[Set problem]:
Exactly as written, retype the listing below, omitting the pictures.

Figure contents as structured data

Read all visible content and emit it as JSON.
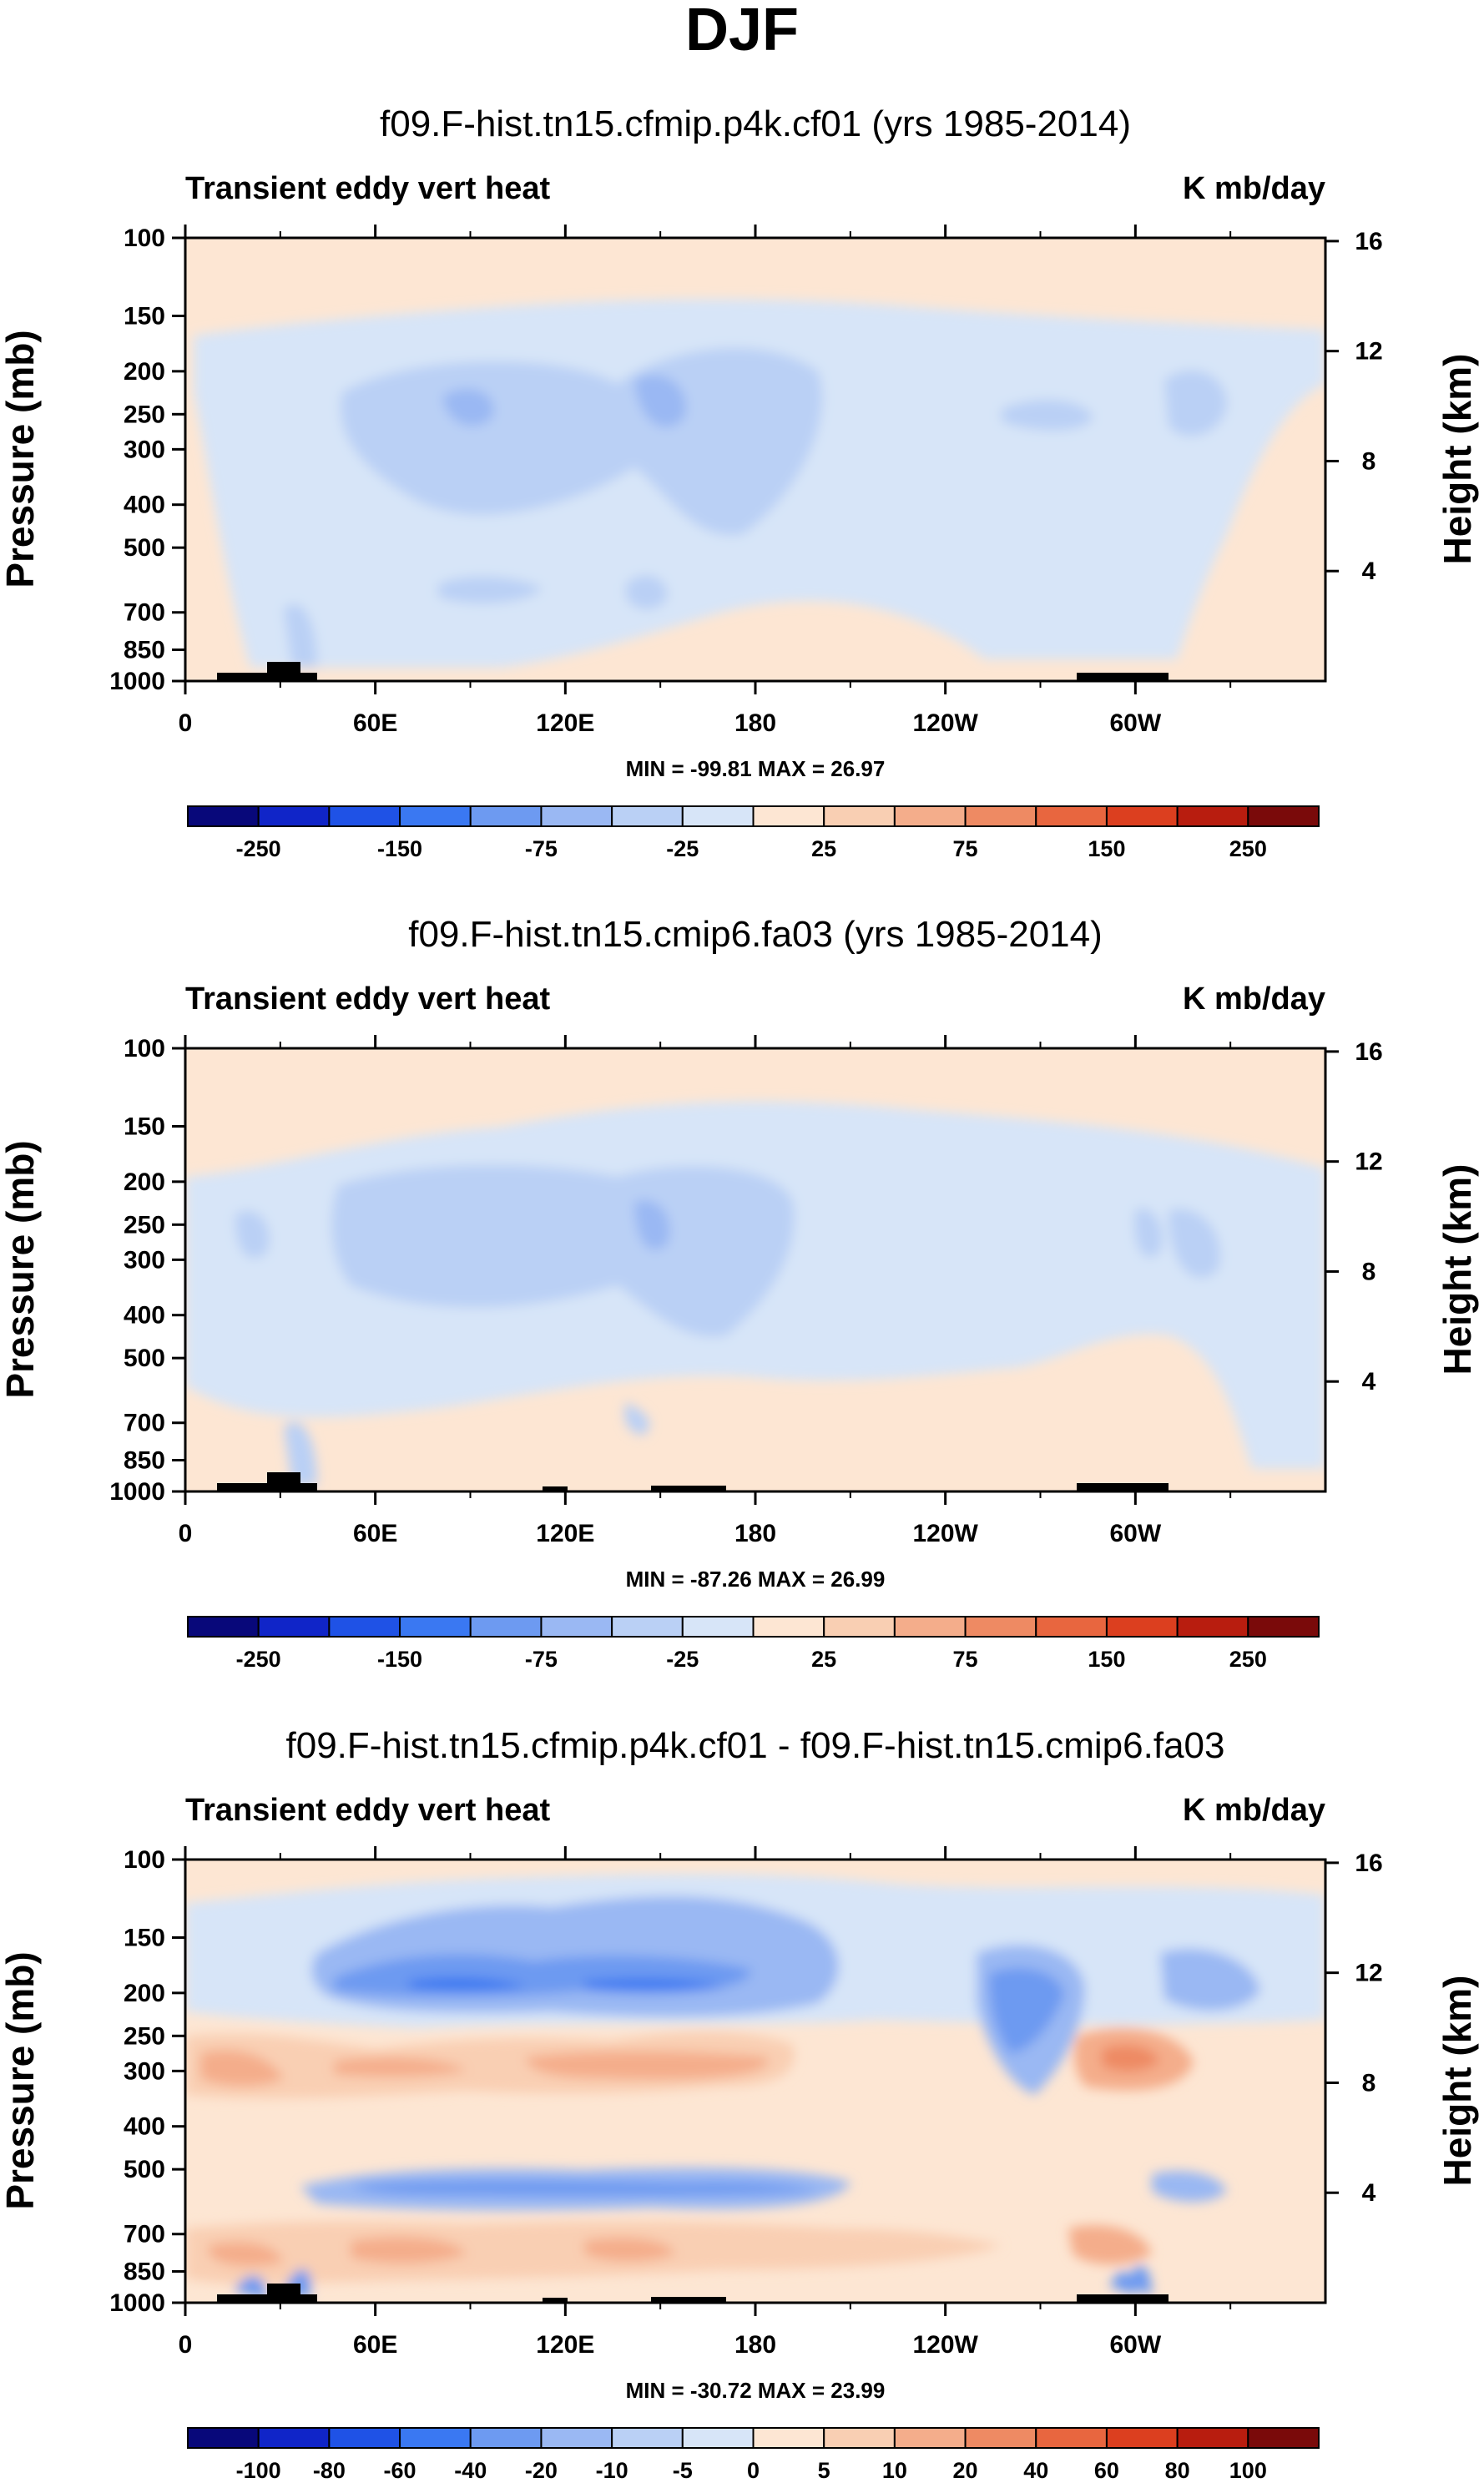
{
  "figure_title": "DJF",
  "colors": {
    "neg": [
      "#08087a",
      "#1025c8",
      "#1f52e6",
      "#3a78f2",
      "#6d9af1",
      "#9ab8f3",
      "#bad0f5",
      "#d7e5f8"
    ],
    "pos": [
      "#fde6d3",
      "#f9cfb3",
      "#f4ad8b",
      "#ee8a63",
      "#e8663f",
      "#dc3f1f",
      "#b81d0f",
      "#7a0a0a"
    ],
    "land": "#000000"
  },
  "chart_data": [
    {
      "type": "contour",
      "title": "f09.F-hist.tn15.cfmip.p4k.cf01 (yrs 1985-2014)",
      "left_label": "Transient eddy vert heat",
      "right_label": "K mb/day",
      "ylabel": "Pressure (mb)",
      "ylabel_right": "Height (km)",
      "y_ticks": [
        "100",
        "150",
        "200",
        "250",
        "300",
        "400",
        "500",
        "700",
        "850",
        "1000"
      ],
      "y_ticks_right": [
        "16",
        "12",
        "8",
        "4"
      ],
      "x_ticks": [
        "0",
        "60E",
        "120E",
        "180",
        "120W",
        "60W"
      ],
      "minmax": "MIN = -99.81   MAX =  26.97",
      "colorbar_labels": [
        "-250",
        "-150",
        "-75",
        "-25",
        "25",
        "75",
        "150",
        "250"
      ],
      "contour_levels": [
        -300,
        -250,
        -200,
        -150,
        -100,
        -75,
        -50,
        -25,
        0,
        25,
        50,
        75,
        100,
        150,
        200,
        250,
        300
      ],
      "min": -99.81,
      "max": 26.97
    },
    {
      "type": "contour",
      "title": "f09.F-hist.tn15.cmip6.fa03 (yrs 1985-2014)",
      "left_label": "Transient eddy vert heat",
      "right_label": "K mb/day",
      "ylabel": "Pressure (mb)",
      "ylabel_right": "Height (km)",
      "y_ticks": [
        "100",
        "150",
        "200",
        "250",
        "300",
        "400",
        "500",
        "700",
        "850",
        "1000"
      ],
      "y_ticks_right": [
        "16",
        "12",
        "8",
        "4"
      ],
      "x_ticks": [
        "0",
        "60E",
        "120E",
        "180",
        "120W",
        "60W"
      ],
      "minmax": "MIN = -87.26   MAX =  26.99",
      "colorbar_labels": [
        "-250",
        "-150",
        "-75",
        "-25",
        "25",
        "75",
        "150",
        "250"
      ],
      "contour_levels": [
        -300,
        -250,
        -200,
        -150,
        -100,
        -75,
        -50,
        -25,
        0,
        25,
        50,
        75,
        100,
        150,
        200,
        250,
        300
      ],
      "min": -87.26,
      "max": 26.99
    },
    {
      "type": "contour",
      "title": "f09.F-hist.tn15.cfmip.p4k.cf01 - f09.F-hist.tn15.cmip6.fa03",
      "left_label": "Transient eddy vert heat",
      "right_label": "K mb/day",
      "ylabel": "Pressure (mb)",
      "ylabel_right": "Height (km)",
      "y_ticks": [
        "100",
        "150",
        "200",
        "250",
        "300",
        "400",
        "500",
        "700",
        "850",
        "1000"
      ],
      "y_ticks_right": [
        "16",
        "12",
        "8",
        "4"
      ],
      "x_ticks": [
        "0",
        "60E",
        "120E",
        "180",
        "120W",
        "60W"
      ],
      "minmax": "MIN = -30.72   MAX =  23.99",
      "colorbar_labels": [
        "-100",
        "-80",
        "-60",
        "-40",
        "-20",
        "-10",
        "-5",
        "0",
        "5",
        "10",
        "20",
        "40",
        "60",
        "80",
        "100"
      ],
      "contour_levels": [
        -120,
        -100,
        -80,
        -60,
        -40,
        -20,
        -10,
        -5,
        0,
        5,
        10,
        20,
        40,
        60,
        80,
        100,
        120
      ],
      "min": -30.72,
      "max": 23.99
    }
  ]
}
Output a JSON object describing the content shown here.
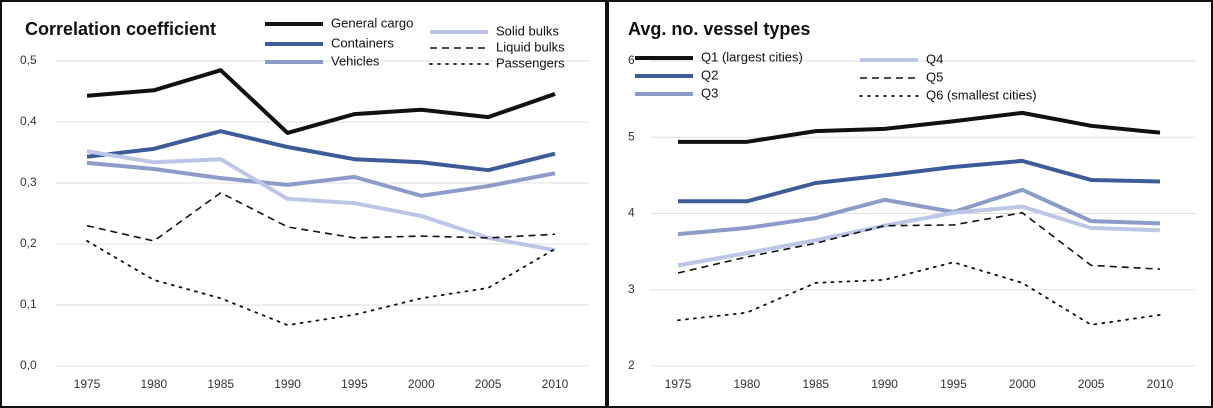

[Correct response]:
Read all visible content and emit it as JSON.
{
  "figure_title": "DJF",
  "colors": {
    "neg": [
      "#08087a",
      "#1025c8",
      "#1f52e6",
      "#3a78f2",
      "#6d9af1",
      "#9ab8f3",
      "#bad0f5",
      "#d7e5f8"
    ],
    "pos": [
      "#fde6d3",
      "#f9cfb3",
      "#f4ad8b",
      "#ee8a63",
      "#e8663f",
      "#dc3f1f",
      "#b81d0f",
      "#7a0a0a"
    ],
    "land": "#000000"
  },
  "chart_data": [
    {
      "type": "contour",
      "title": "f09.F-hist.tn15.cfmip.p4k.cf01 (yrs 1985-2014)",
      "left_label": "Transient eddy vert heat",
      "right_label": "K mb/day",
      "ylabel": "Pressure (mb)",
      "ylabel_right": "Height (km)",
      "y_ticks": [
        "100",
        "150",
        "200",
        "250",
        "300",
        "400",
        "500",
        "700",
        "850",
        "1000"
      ],
      "y_ticks_right": [
        "16",
        "12",
        "8",
        "4"
      ],
      "x_ticks": [
        "0",
        "60E",
        "120E",
        "180",
        "120W",
        "60W"
      ],
      "minmax": "MIN = -99.81   MAX =  26.97",
      "colorbar_labels": [
        "-250",
        "-150",
        "-75",
        "-25",
        "25",
        "75",
        "150",
        "250"
      ],
      "contour_levels": [
        -300,
        -250,
        -200,
        -150,
        -100,
        -75,
        -50,
        -25,
        0,
        25,
        50,
        75,
        100,
        150,
        200,
        250,
        300
      ],
      "min": -99.81,
      "max": 26.97
    },
    {
      "type": "contour",
      "title": "f09.F-hist.tn15.cmip6.fa03 (yrs 1985-2014)",
      "left_label": "Transient eddy vert heat",
      "right_label": "K mb/day",
      "ylabel": "Pressure (mb)",
      "ylabel_right": "Height (km)",
      "y_ticks": [
        "100",
        "150",
        "200",
        "250",
        "300",
        "400",
        "500",
        "700",
        "850",
        "1000"
      ],
      "y_ticks_right": [
        "16",
        "12",
        "8",
        "4"
      ],
      "x_ticks": [
        "0",
        "60E",
        "120E",
        "180",
        "120W",
        "60W"
      ],
      "minmax": "MIN = -87.26   MAX =  26.99",
      "colorbar_labels": [
        "-250",
        "-150",
        "-75",
        "-25",
        "25",
        "75",
        "150",
        "250"
      ],
      "contour_levels": [
        -300,
        -250,
        -200,
        -150,
        -100,
        -75,
        -50,
        -25,
        0,
        25,
        50,
        75,
        100,
        150,
        200,
        250,
        300
      ],
      "min": -87.26,
      "max": 26.99
    },
    {
      "type": "contour",
      "title": "f09.F-hist.tn15.cfmip.p4k.cf01 - f09.F-hist.tn15.cmip6.fa03",
      "left_label": "Transient eddy vert heat",
      "right_label": "K mb/day",
      "ylabel": "Pressure (mb)",
      "ylabel_right": "Height (km)",
      "y_ticks": [
        "100",
        "150",
        "200",
        "250",
        "300",
        "400",
        "500",
        "700",
        "850",
        "1000"
      ],
      "y_ticks_right": [
        "16",
        "12",
        "8",
        "4"
      ],
      "x_ticks": [
        "0",
        "60E",
        "120E",
        "180",
        "120W",
        "60W"
      ],
      "minmax": "MIN = -30.72   MAX =  23.99",
      "colorbar_labels": [
        "-100",
        "-80",
        "-60",
        "-40",
        "-20",
        "-10",
        "-5",
        "0",
        "5",
        "10",
        "20",
        "40",
        "60",
        "80",
        "100"
      ],
      "contour_levels": [
        -120,
        -100,
        -80,
        -60,
        -40,
        -20,
        -10,
        -5,
        0,
        5,
        10,
        20,
        40,
        60,
        80,
        100,
        120
      ],
      "min": -30.72,
      "max": 23.99
    }
  ]
}
Output a JSON object describing the content shown here.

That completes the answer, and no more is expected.